### [Written problem]
Output each entry verbatim and exclude every picture from it.

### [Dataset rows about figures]

####

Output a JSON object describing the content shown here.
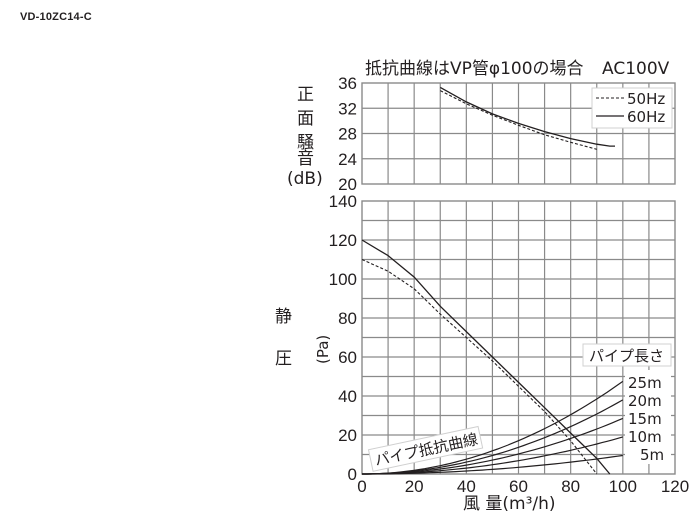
{
  "header": {
    "model": "VD-10ZC14-C"
  },
  "noise_chart": {
    "title": "抵抗曲線はVP管φ100の場合",
    "voltage": "AC100V",
    "ylabel_chars": [
      "正",
      "面",
      "騒",
      "音"
    ],
    "ylabel_unit": "(dB)",
    "yticks": [
      "36",
      "32",
      "28",
      "24",
      "20"
    ],
    "legend": [
      "50Hz",
      "60Hz"
    ]
  },
  "pressure_chart": {
    "ylabel_chars": [
      "静",
      "圧"
    ],
    "ylabel_unit": "(Pa)",
    "yticks": [
      "140",
      "120",
      "100",
      "80",
      "60",
      "40",
      "20",
      "0"
    ],
    "xticks": [
      "0",
      "20",
      "40",
      "60",
      "80",
      "100",
      "120"
    ],
    "xlabel": "風 量(m³/h)",
    "pipe_label": "パイプ抵抗曲線",
    "pipe_length_title": "パイプ長さ",
    "pipe_lengths": [
      "25m",
      "20m",
      "15m",
      "10m",
      "5m"
    ]
  },
  "chart_data": [
    {
      "type": "line",
      "title": "抵抗曲線はVP管φ100の場合 AC100V",
      "xlabel": "風量 (m³/h)",
      "ylabel": "正面騒音 (dB)",
      "xlim": [
        0,
        120
      ],
      "ylim": [
        20,
        36
      ],
      "grid": true,
      "legend_position": "top-right",
      "series": [
        {
          "name": "50Hz",
          "style": "dashed",
          "x": [
            30,
            40,
            50,
            60,
            70,
            80,
            90
          ],
          "y": [
            34.8,
            32.7,
            30.9,
            29.3,
            27.8,
            26.6,
            25.5
          ]
        },
        {
          "name": "60Hz",
          "style": "solid",
          "x": [
            30,
            40,
            50,
            60,
            70,
            80,
            90,
            95,
            97
          ],
          "y": [
            35.3,
            33.0,
            31.1,
            29.6,
            28.3,
            27.2,
            26.3,
            26.0,
            26.0
          ]
        }
      ]
    },
    {
      "type": "line",
      "title": "",
      "xlabel": "風量 (m³/h)",
      "ylabel": "静圧 (Pa)",
      "xlim": [
        0,
        120
      ],
      "ylim": [
        0,
        140
      ],
      "grid": true,
      "series": [
        {
          "name": "50Hz",
          "style": "dashed",
          "x": [
            0,
            10,
            20,
            30,
            40,
            50,
            60,
            70,
            80,
            90
          ],
          "y": [
            110,
            104,
            95,
            82,
            70,
            58,
            45,
            32,
            17,
            0
          ]
        },
        {
          "name": "60Hz",
          "style": "solid",
          "x": [
            0,
            10,
            20,
            30,
            40,
            50,
            60,
            70,
            80,
            90,
            95
          ],
          "y": [
            120,
            112,
            101,
            86,
            73,
            60,
            47,
            34,
            21,
            8,
            0
          ]
        },
        {
          "name": "パイプ抵抗 5m",
          "x": [
            0,
            20,
            40,
            60,
            80,
            100
          ],
          "y": [
            0,
            0.4,
            1.5,
            3.4,
            6.1,
            9.5
          ]
        },
        {
          "name": "パイプ抵抗 10m",
          "x": [
            0,
            20,
            40,
            60,
            80,
            100
          ],
          "y": [
            0,
            0.8,
            3.0,
            6.8,
            12.2,
            19
          ]
        },
        {
          "name": "パイプ抵抗 15m",
          "x": [
            0,
            20,
            40,
            60,
            80,
            100
          ],
          "y": [
            0,
            1.1,
            4.6,
            10.3,
            18.2,
            28.5
          ]
        },
        {
          "name": "パイプ抵抗 20m",
          "x": [
            0,
            20,
            40,
            60,
            80,
            100
          ],
          "y": [
            0,
            1.5,
            6.1,
            13.7,
            24.3,
            38
          ]
        },
        {
          "name": "パイプ抵抗 25m",
          "x": [
            0,
            20,
            40,
            60,
            80,
            100
          ],
          "y": [
            0,
            1.9,
            7.6,
            17.1,
            30.4,
            47.5
          ]
        }
      ]
    }
  ]
}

####

### [Exercise response]
Output a JSON object describing the content shown here.
{
  "header": {
    "model": "VD-10ZC14-C"
  },
  "noise_chart": {
    "title": "抵抗曲線はVP管φ100の場合",
    "voltage": "AC100V",
    "ylabel_chars": [
      "正",
      "面",
      "騒",
      "音"
    ],
    "ylabel_unit": "(dB)",
    "yticks": [
      "36",
      "32",
      "28",
      "24",
      "20"
    ],
    "legend": [
      "50Hz",
      "60Hz"
    ]
  },
  "pressure_chart": {
    "ylabel_chars": [
      "静",
      "圧"
    ],
    "ylabel_unit": "(Pa)",
    "yticks": [
      "140",
      "120",
      "100",
      "80",
      "60",
      "40",
      "20",
      "0"
    ],
    "xticks": [
      "0",
      "20",
      "40",
      "60",
      "80",
      "100",
      "120"
    ],
    "xlabel": "風 量(m³/h)",
    "pipe_label": "パイプ抵抗曲線",
    "pipe_length_title": "パイプ長さ",
    "pipe_lengths": [
      "25m",
      "20m",
      "15m",
      "10m",
      "5m"
    ]
  },
  "chart_data": [
    {
      "type": "line",
      "title": "抵抗曲線はVP管φ100の場合 AC100V",
      "xlabel": "風量 (m³/h)",
      "ylabel": "正面騒音 (dB)",
      "xlim": [
        0,
        120
      ],
      "ylim": [
        20,
        36
      ],
      "grid": true,
      "legend_position": "top-right",
      "series": [
        {
          "name": "50Hz",
          "style": "dashed",
          "x": [
            30,
            40,
            50,
            60,
            70,
            80,
            90
          ],
          "y": [
            34.8,
            32.7,
            30.9,
            29.3,
            27.8,
            26.6,
            25.5
          ]
        },
        {
          "name": "60Hz",
          "style": "solid",
          "x": [
            30,
            40,
            50,
            60,
            70,
            80,
            90,
            95,
            97
          ],
          "y": [
            35.3,
            33.0,
            31.1,
            29.6,
            28.3,
            27.2,
            26.3,
            26.0,
            26.0
          ]
        }
      ]
    },
    {
      "type": "line",
      "title": "",
      "xlabel": "風量 (m³/h)",
      "ylabel": "静圧 (Pa)",
      "xlim": [
        0,
        120
      ],
      "ylim": [
        0,
        140
      ],
      "grid": true,
      "series": [
        {
          "name": "50Hz",
          "style": "dashed",
          "x": [
            0,
            10,
            20,
            30,
            40,
            50,
            60,
            70,
            80,
            90
          ],
          "y": [
            110,
            104,
            95,
            82,
            70,
            58,
            45,
            32,
            17,
            0
          ]
        },
        {
          "name": "60Hz",
          "style": "solid",
          "x": [
            0,
            10,
            20,
            30,
            40,
            50,
            60,
            70,
            80,
            90,
            95
          ],
          "y": [
            120,
            112,
            101,
            86,
            73,
            60,
            47,
            34,
            21,
            8,
            0
          ]
        },
        {
          "name": "パイプ抵抗 5m",
          "x": [
            0,
            20,
            40,
            60,
            80,
            100
          ],
          "y": [
            0,
            0.4,
            1.5,
            3.4,
            6.1,
            9.5
          ]
        },
        {
          "name": "パイプ抵抗 10m",
          "x": [
            0,
            20,
            40,
            60,
            80,
            100
          ],
          "y": [
            0,
            0.8,
            3.0,
            6.8,
            12.2,
            19
          ]
        },
        {
          "name": "パイプ抵抗 15m",
          "x": [
            0,
            20,
            40,
            60,
            80,
            100
          ],
          "y": [
            0,
            1.1,
            4.6,
            10.3,
            18.2,
            28.5
          ]
        },
        {
          "name": "パイプ抵抗 20m",
          "x": [
            0,
            20,
            40,
            60,
            80,
            100
          ],
          "y": [
            0,
            1.5,
            6.1,
            13.7,
            24.3,
            38
          ]
        },
        {
          "name": "パイプ抵抗 25m",
          "x": [
            0,
            20,
            40,
            60,
            80,
            100
          ],
          "y": [
            0,
            1.9,
            7.6,
            17.1,
            30.4,
            47.5
          ]
        }
      ]
    }
  ]
}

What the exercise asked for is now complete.